What is being asked: Lay out every line of the listing below as a Markdown table with the columns Row and Line, numbering the rows and skipping blank lines. Leave the pictures out.

Material to process:
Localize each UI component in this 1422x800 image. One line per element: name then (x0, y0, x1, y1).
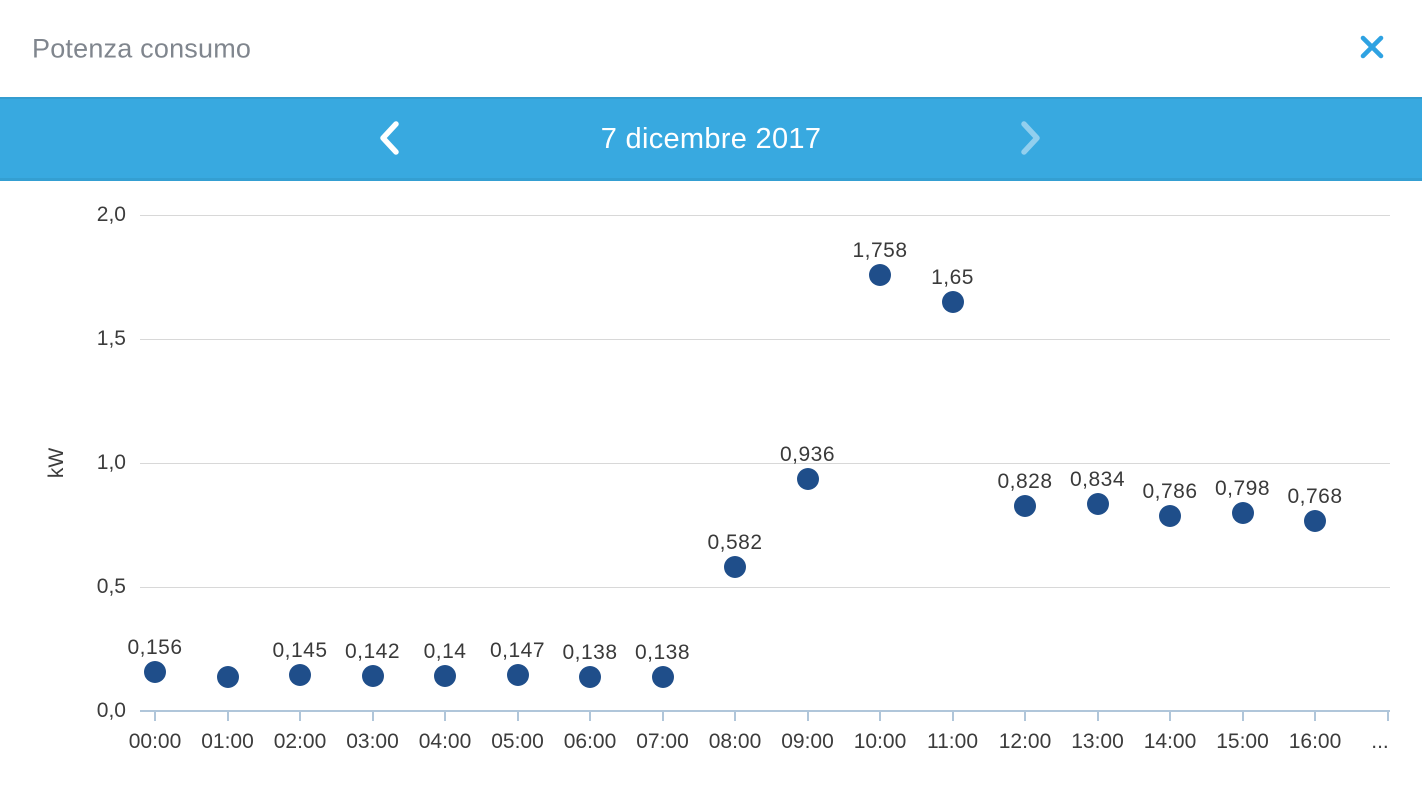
data-point[interactable] (579, 665, 601, 688)
x-axis-tick-label: 14:00 (1143, 730, 1197, 753)
data-point-label: 0,936 (779, 442, 836, 466)
x-axis-tick-label: 01:00 (201, 730, 254, 753)
x-axis-tick-label: 15:00 (1216, 730, 1269, 753)
x-axis-tick (1241, 712, 1244, 721)
gridline (140, 215, 1390, 216)
y-axis-tick-label: 1,0 (96, 451, 126, 474)
data-point-label: 0,582 (707, 530, 763, 554)
data-point-label: 0,156 (127, 636, 183, 660)
x-axis-tick-label: 03:00 (346, 730, 399, 753)
data-point[interactable] (1086, 493, 1109, 516)
x-axis-tick (806, 712, 809, 721)
x-axis-tick-label: 02:00 (273, 730, 327, 753)
chevron-left-icon (372, 118, 408, 161)
x-axis-tick (444, 712, 446, 721)
x-axis-tick-label: 06:00 (563, 730, 617, 753)
data-point[interactable] (434, 665, 456, 688)
gridline (140, 587, 1390, 588)
y-axis-title: kW (45, 447, 69, 479)
x-axis-overflow-label: ... (1371, 730, 1389, 753)
data-point-label: 1,758 (852, 239, 908, 263)
data-point[interactable] (1159, 505, 1181, 528)
x-axis-tick-label: 05:00 (491, 730, 544, 753)
data-point-label: 0,786 (1142, 480, 1198, 504)
x-axis-tick-label: 00:00 (128, 730, 182, 753)
y-axis-tick-label: 0,5 (96, 575, 126, 598)
x-axis-tick (1096, 712, 1099, 721)
x-axis-tick-label: 04:00 (418, 730, 472, 753)
x-axis-line (140, 710, 1390, 712)
x-axis-tick-label: 16:00 (1288, 730, 1342, 753)
x-axis-tick (589, 712, 591, 721)
x-axis-tick (1024, 712, 1026, 721)
data-point[interactable] (216, 666, 239, 689)
x-axis-tick-label: 13:00 (1071, 730, 1124, 753)
power-consumption-chart: 0,0 0,5 1,0 1,5 2,0 kW 00:00 01:00 02:00 03:00 04:… (0, 181, 1422, 800)
current-date-label: 7 dicembre 2017 (600, 122, 822, 155)
data-point-label: 0,145 (272, 639, 328, 663)
next-day-button[interactable] (1006, 115, 1054, 163)
data-point[interactable] (869, 264, 891, 287)
x-axis-tick (371, 712, 374, 721)
close-icon (1356, 31, 1388, 66)
x-axis-tick-label: 12:00 (998, 730, 1052, 753)
data-point[interactable] (144, 661, 166, 684)
data-point[interactable] (1014, 494, 1036, 517)
x-axis-tick (516, 712, 519, 721)
gridline (140, 463, 1390, 464)
x-axis-tick (1314, 712, 1316, 721)
x-axis-tick-label: 07:00 (636, 730, 689, 753)
x-axis-tick (1169, 712, 1171, 721)
x-axis-tick (951, 712, 954, 721)
data-point-label: 0,138 (562, 640, 618, 664)
x-axis-tick-label: 08:00 (708, 730, 762, 753)
x-axis-tick (734, 712, 736, 721)
data-point[interactable] (724, 555, 746, 578)
data-point[interactable] (506, 663, 529, 686)
page-title: Potenza consumo (32, 33, 252, 63)
data-point-label: 0,142 (344, 639, 401, 663)
dialog-header: Potenza consumo (0, 0, 1422, 97)
x-axis-tick (154, 712, 156, 721)
data-point[interactable] (941, 290, 964, 313)
data-point-label: 0,138 (634, 640, 691, 664)
data-point-label: 0,834 (1069, 468, 1126, 492)
data-point-label: 0,768 (1287, 484, 1343, 508)
data-point[interactable] (361, 664, 384, 687)
y-axis-tick-label: 2,0 (96, 203, 126, 226)
data-point[interactable] (1304, 509, 1326, 532)
x-axis-tick (1387, 712, 1389, 721)
x-axis-tick (299, 712, 301, 721)
data-point[interactable] (289, 664, 311, 687)
chevron-right-icon (1012, 118, 1048, 161)
y-axis-tick-label: 0,0 (96, 699, 126, 722)
close-button[interactable] (1350, 27, 1394, 71)
data-point[interactable] (796, 467, 819, 490)
x-axis-tick-label: 11:00 (927, 730, 978, 753)
gridline (140, 339, 1390, 340)
data-point-label: 1,65 (931, 265, 974, 289)
prev-day-button[interactable] (366, 115, 414, 163)
x-axis-tick (661, 712, 664, 721)
data-point-label: 0,14 (423, 640, 467, 664)
x-axis-tick-label: 10:00 (853, 730, 907, 753)
date-nav-bar: 7 dicembre 2017 (0, 97, 1422, 181)
data-point[interactable] (651, 665, 674, 688)
data-point-label: 0,798 (1214, 477, 1271, 501)
x-axis-tick (879, 712, 881, 721)
data-point-label: 0,147 (489, 638, 546, 662)
data-point-label: 0,828 (997, 469, 1053, 493)
x-axis-tick (226, 712, 229, 721)
x-axis-tick-label: 09:00 (781, 730, 834, 753)
data-point[interactable] (1231, 502, 1254, 525)
y-axis-tick-label: 1,5 (96, 327, 126, 350)
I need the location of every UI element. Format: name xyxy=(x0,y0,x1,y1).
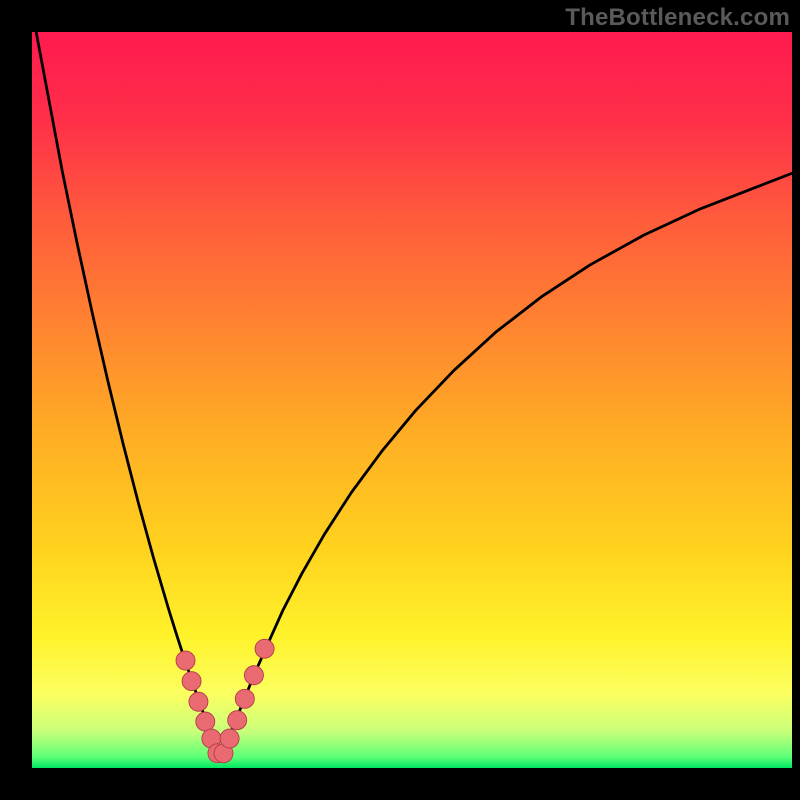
data-marker xyxy=(228,711,247,730)
data-marker xyxy=(189,692,208,711)
gradient-line-chart xyxy=(32,32,792,768)
data-marker xyxy=(235,689,254,708)
data-marker xyxy=(244,666,263,685)
data-marker xyxy=(220,729,239,748)
watermark-text: TheBottleneck.com xyxy=(565,4,790,32)
data-marker xyxy=(182,672,201,691)
data-marker xyxy=(255,639,274,658)
plot-area xyxy=(32,32,792,768)
data-marker xyxy=(196,712,215,731)
data-marker xyxy=(176,651,195,670)
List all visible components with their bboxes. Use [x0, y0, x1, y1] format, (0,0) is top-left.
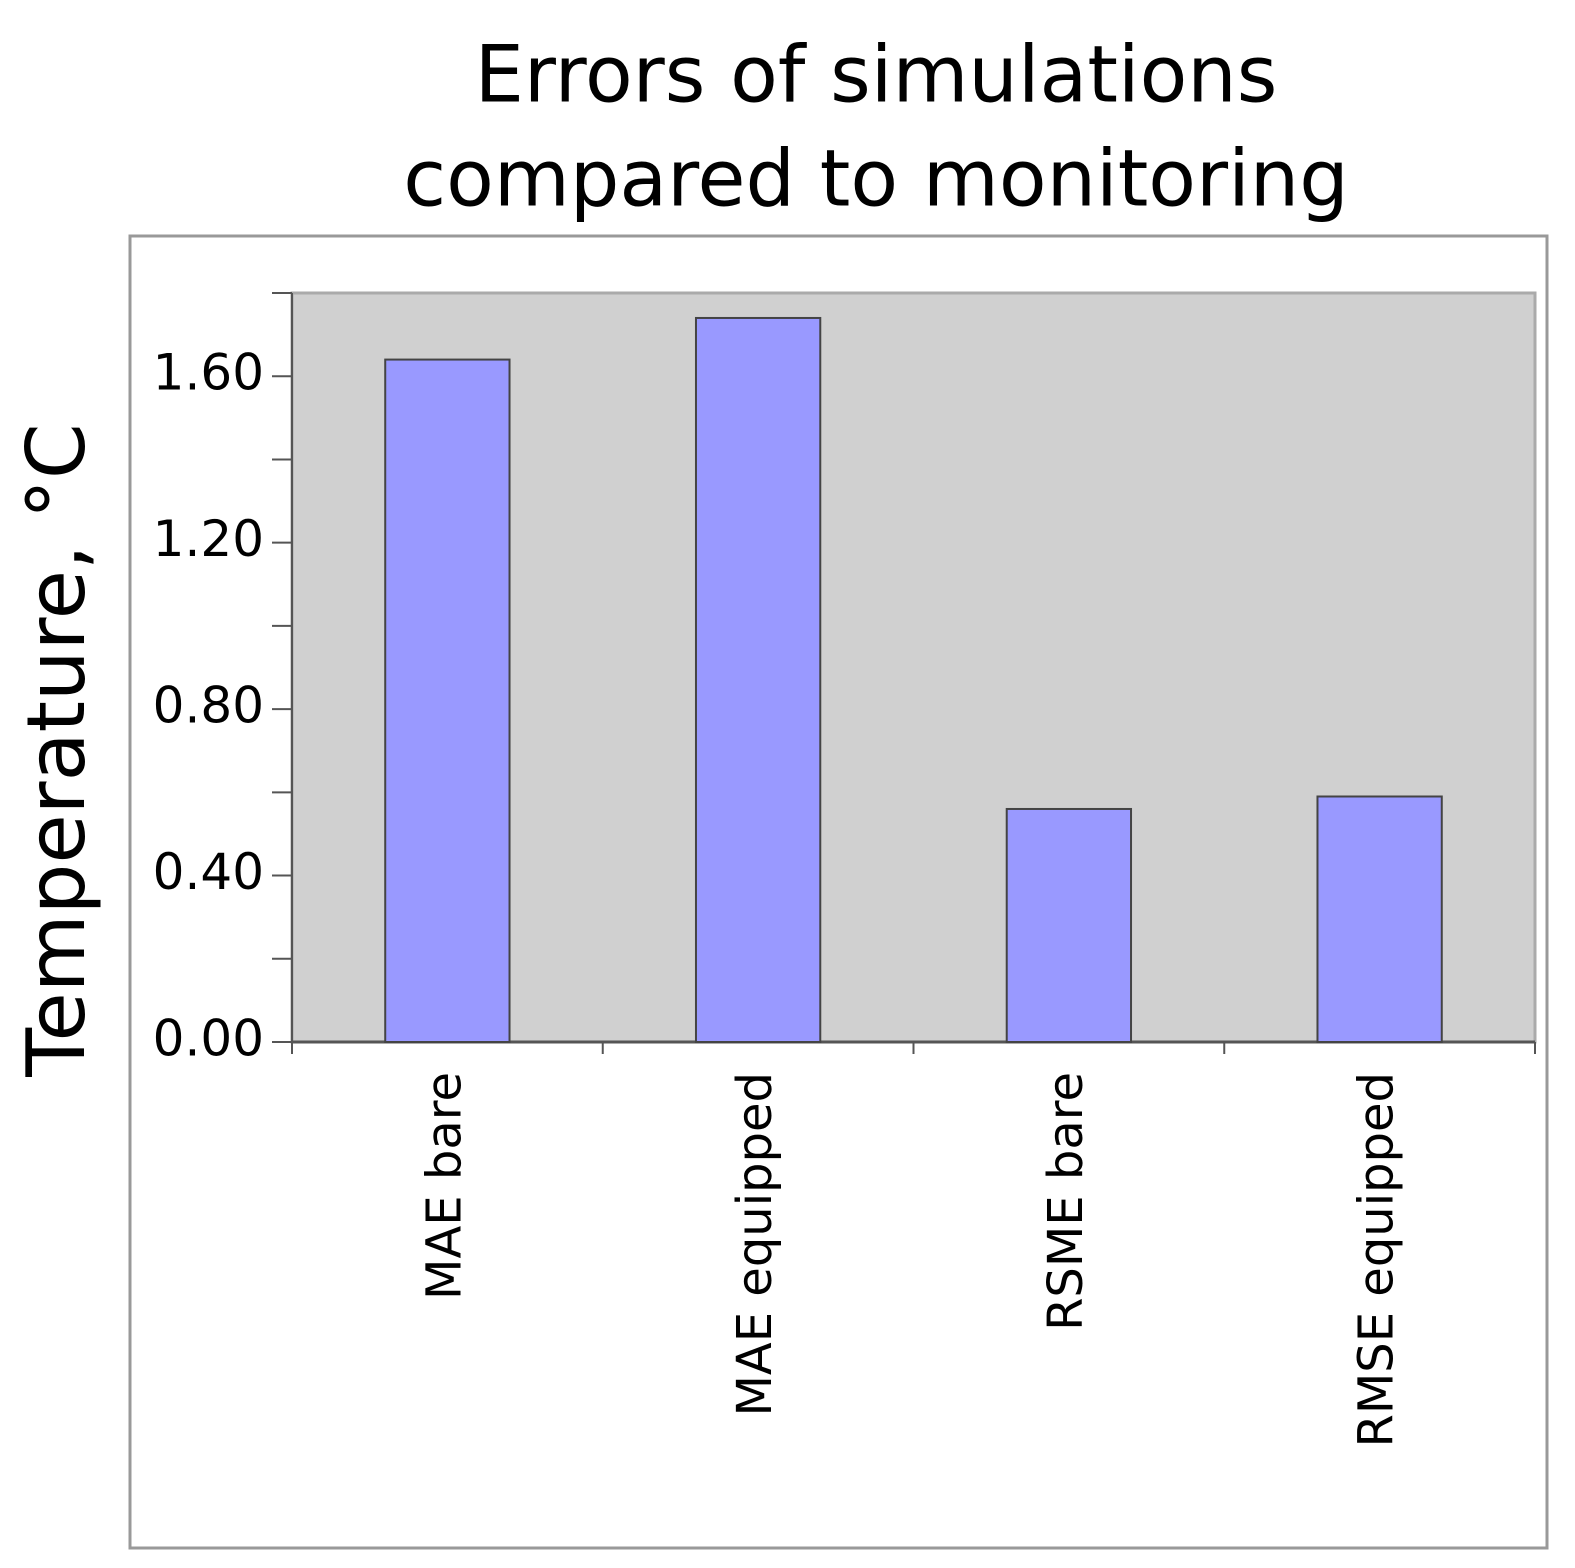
x-tick-label: MAE bare	[416, 1072, 472, 1300]
y-axis-label: Temperature, °C	[10, 423, 103, 1077]
bar	[1316, 795, 1443, 1043]
y-tick-label: 1.20	[153, 510, 264, 568]
chart-title: compared to monitoring	[403, 134, 1348, 224]
bar	[384, 358, 511, 1044]
y-tick-label: 0.40	[153, 843, 264, 901]
y-tick-label: 0.80	[153, 677, 264, 735]
x-tick-label: RSME bare	[1038, 1072, 1094, 1331]
chart-title: Errors of simulations	[475, 30, 1278, 120]
y-tick-label: 1.60	[153, 344, 264, 402]
bar	[694, 316, 822, 1043]
x-tick-label: MAE equipped	[727, 1072, 783, 1417]
x-tick-label: RMSE equipped	[1349, 1072, 1405, 1448]
bar	[1005, 807, 1133, 1043]
y-tick-label: 0.00	[153, 1010, 264, 1068]
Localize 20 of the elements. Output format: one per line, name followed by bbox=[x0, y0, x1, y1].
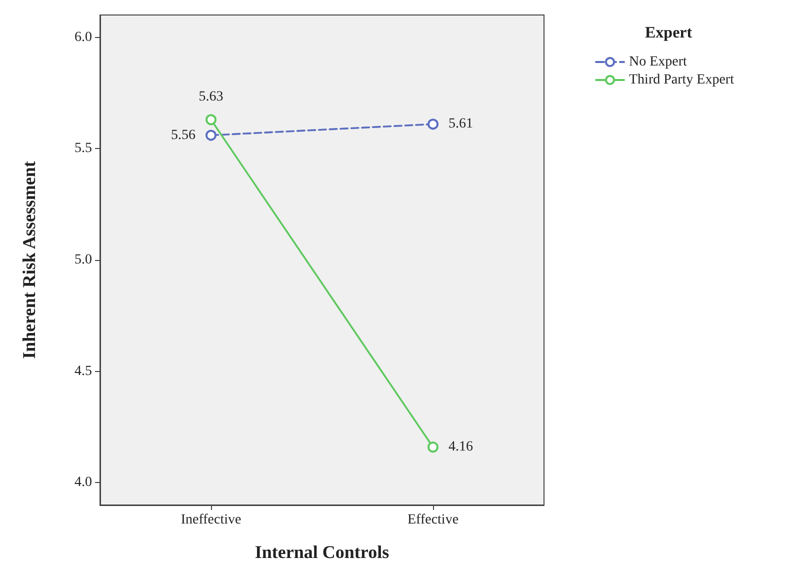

The response:
| Row | Line |
|---|---|
| 1 | Localize each UI component in this 1422x800 image. One line per element: name then (x0, y0, x1, y1). |
| 2 | data-point[interactable] (579, 665, 601, 688) |
| 3 | x-axis-tick-label: 14:00 (1143, 730, 1197, 753) |
| 4 | data-point-label: 0,936 (779, 442, 836, 466) |
| 5 | x-axis-tick-label: 01:00 (201, 730, 254, 753) |
| 6 | x-axis-tick-label: 15:00 (1216, 730, 1269, 753) |
| 7 | x-axis-tick (1241, 712, 1244, 721) |
| 8 | gridline (140, 215, 1390, 216) |
| 9 | y-axis-tick-label: 1,0 (96, 451, 126, 474) |
| 10 | data-point-label: 0,582 (707, 530, 763, 554) |
| 11 | data-point-label: 0,156 (127, 636, 183, 660) |
| 12 | x-axis-tick-label: 03:00 (346, 730, 399, 753) |
| 13 | data-point[interactable] (1086, 493, 1109, 516) |
| 14 | x-axis-tick (806, 712, 809, 721) |
| 15 | x-axis-tick-label: 02:00 (273, 730, 327, 753) |
| 16 | chevron-left-icon (372, 118, 408, 161) |
| 17 | x-axis-tick (444, 712, 446, 721) |
| 18 | x-axis-tick-label: 06:00 (563, 730, 617, 753) |
| 19 | data-point[interactable] (434, 665, 456, 688) |
| 20 | gridline (140, 587, 1390, 588) |
| 21 | y-axis-title: kW (45, 447, 69, 479) |
| 22 | x-axis-overflow-label: ... (1371, 730, 1389, 753) |
| 23 | data-point-label: 1,758 (852, 239, 908, 263) |
| 24 | data-point[interactable] (1159, 505, 1181, 528) |
| 25 | x-axis-tick-label: 05:00 (491, 730, 544, 753) |
| 26 | data-point-label: 0,786 (1142, 480, 1198, 504) |
| 27 | x-axis-tick-label: 00:00 (128, 730, 182, 753) |
| 28 | y-axis-tick-label: 0,5 (96, 575, 126, 598) |
| 29 | x-axis-tick (1096, 712, 1099, 721) |
| 30 | x-axis-tick-label: 04:00 (418, 730, 472, 753) |
| 31 | x-axis-line (140, 710, 1390, 712) |
| 32 | x-axis-tick-label: 16:00 (1288, 730, 1342, 753) |
| 33 | x-axis-tick (589, 712, 591, 721) |
| 34 | x-axis-tick (1024, 712, 1026, 721) |
| 35 | data-point[interactable] (216, 666, 239, 689) |
| 36 | x-axis-tick-label: 13:00 (1071, 730, 1124, 753) |
| 37 | power-consumption-chart: 0,0 0,5 1,0 1,5 2,0 kW 00:00 01:00 02:00 03:00 04:… (0, 181, 1422, 800) |
| 38 | current-date-label: 7 dicembre 2017 (600, 122, 822, 155) |
| 39 | data-point-label: 0,145 (272, 639, 328, 663) |
| 40 | next-day-button[interactable] (1006, 115, 1054, 163) |
| 41 | data-point[interactable] (869, 264, 891, 287) |
| 42 | x-axis-tick (371, 712, 374, 721) |
| 43 | close-icon (1356, 31, 1388, 66) |
| 44 | x-axis-tick-label: 12:00 (998, 730, 1052, 753) |
| 45 | data-point[interactable] (144, 661, 166, 684) |
| 46 | data-point[interactable] (1014, 494, 1036, 517) |
| 47 | x-axis-tick (516, 712, 519, 721) |
| 48 | gridline (140, 463, 1390, 464) |
| 49 | x-axis-tick (1314, 712, 1316, 721) |
| 50 | x-axis-tick-label: 07:00 (636, 730, 689, 753) |
| 51 | x-axis-tick (1169, 712, 1171, 721) |
| 52 | x-axis-tick (951, 712, 954, 721) |
| 53 | data-point-label: 0,138 (562, 640, 618, 664) |
| 54 | x-axis-tick-label: 08:00 (708, 730, 762, 753) |
| 55 | x-axis-tick (734, 712, 736, 721) |
| 56 | data-point[interactable] (724, 555, 746, 578) |
| 57 | data-point[interactable] (506, 663, 529, 686) |
| 58 | page-title: Potenza consumo (32, 33, 252, 63) |
| 59 | data-point-label: 0,142 (344, 639, 401, 663) |
| 60 | dialog-header: Potenza consumo (0, 0, 1422, 97) |
| 61 | x-axis-tick (154, 712, 156, 721) |
| 62 | data-point[interactable] (941, 290, 964, 313) |
| 63 | data-point-label: 0,138 (634, 640, 691, 664) |
| 64 | data-point-label: 0,834 (1069, 468, 1126, 492) |
| 65 | data-point-label: 0,768 (1287, 484, 1343, 508) |
| 66 | data-point[interactable] (361, 664, 384, 687) |
| 67 | y-axis-tick-label: 2,0 (96, 203, 126, 226) |
| 68 | data-point[interactable] (1304, 509, 1326, 532) |
| 69 | x-axis-tick (1387, 712, 1389, 721) |
| 70 | x-axis-tick (299, 712, 301, 721) |
| 71 | data-point[interactable] (289, 664, 311, 687) |
| 72 | chevron-right-icon (1012, 118, 1048, 161) |
| 73 | y-axis-tick-label: 0,0 (96, 699, 126, 722) |
| 74 | close-button[interactable] (1350, 27, 1394, 71) |
| 75 | data-point[interactable] (796, 467, 819, 490) |
| 76 | x-axis-tick-label: 11:00 (927, 730, 978, 753) |
| 77 | gridline (140, 339, 1390, 340) |
| 78 | data-point-label: 1,65 (931, 265, 974, 289) |
| 79 | prev-day-button[interactable] (366, 115, 414, 163) |
| 80 | x-axis-tick (661, 712, 664, 721) |
| 81 | data-point-label: 0,14 (423, 640, 467, 664) |
| 82 | x-axis-tick-label: 10:00 (853, 730, 907, 753) |
| 83 | date-nav-bar: 7 dicembre 2017 (0, 97, 1422, 181) |
| 84 | data-point[interactable] (651, 665, 674, 688) |
| 85 | data-point-label: 0,798 (1214, 477, 1271, 501) |
| 86 | x-axis-tick (879, 712, 881, 721) |
| 87 | data-point-label: 0,147 (489, 638, 546, 662) |
| 88 | data-point-label: 0,828 (997, 469, 1053, 493) |
| 89 | x-axis-tick (226, 712, 229, 721) |
| 90 | x-axis-tick-label: 09:00 (781, 730, 834, 753) |
| 91 | data-point[interactable] (1231, 502, 1254, 525) |
| 92 | y-axis-tick-label: 1,5 (96, 327, 126, 350) |
| 93 | I need the location of every UI element. Format: name xyxy=(x0,y0,x1,y1). |
| 94 | data-marker xyxy=(228,711,247,730) |
| 95 | data-marker xyxy=(189,692,208,711) |
| 96 | gradient-line-chart xyxy=(32,32,792,768) |
| 97 | data-marker xyxy=(235,689,254,708) |
| 98 | data-marker xyxy=(244,666,263,685) |
| 99 | data-marker xyxy=(220,729,239,748) |
| 100 | watermark-text: TheBottleneck.com xyxy=(565,4,790,32) |
| 101 | data-marker xyxy=(182,672,201,691) |
| 102 | data-marker xyxy=(255,639,274,658) |
| 103 | plot-area xyxy=(32,32,792,768) |
| 104 | data-marker xyxy=(196,712,215,731) |
| 105 | data-marker xyxy=(176,651,195,670) |
| 106 | List all visible components with their bboxes. Use [x0, y0, x1, y1] format, (0,0) is top-left. |
| 107 | x-tick-label: MAE bare	[416, 1072, 472, 1300] |
| 108 | y-axis-label: Temperature, °C	[10, 423, 103, 1077] |
| 109 | bar	[1316, 795, 1443, 1043] |
| 110 | y-tick-label: 1.20	[153, 510, 264, 568] |
| 111 | chart-title: compared to monitoring	[403, 134, 1348, 224] |
| 112 | bar	[384, 358, 511, 1044] |
| 113 | y-tick-label: 0.40	[153, 843, 264, 901] |
| 114 | y-tick-label: 0.80	[153, 677, 264, 735] |
| 115 | x-tick-label: RSME bare	[1038, 1072, 1094, 1331] |
| 116 | chart-title: Errors of simulations	[475, 30, 1278, 120] |
| 117 | y-tick-label: 1.60	[153, 344, 264, 402] |
| 118 | bar	[694, 316, 822, 1043] |
| 119 | x-tick-label: MAE equipped	[727, 1072, 783, 1417] |
| 120 | x-tick-label: RMSE equipped	[1349, 1072, 1405, 1448] |
| 121 | bar	[1005, 807, 1133, 1043] |
| 122 | y-tick-label: 0.00	[153, 1010, 264, 1068] |
| 123 | Localize 20 of the elements. Output format: one per line, name followed by bbox=[x0, y0, x1, y1]. |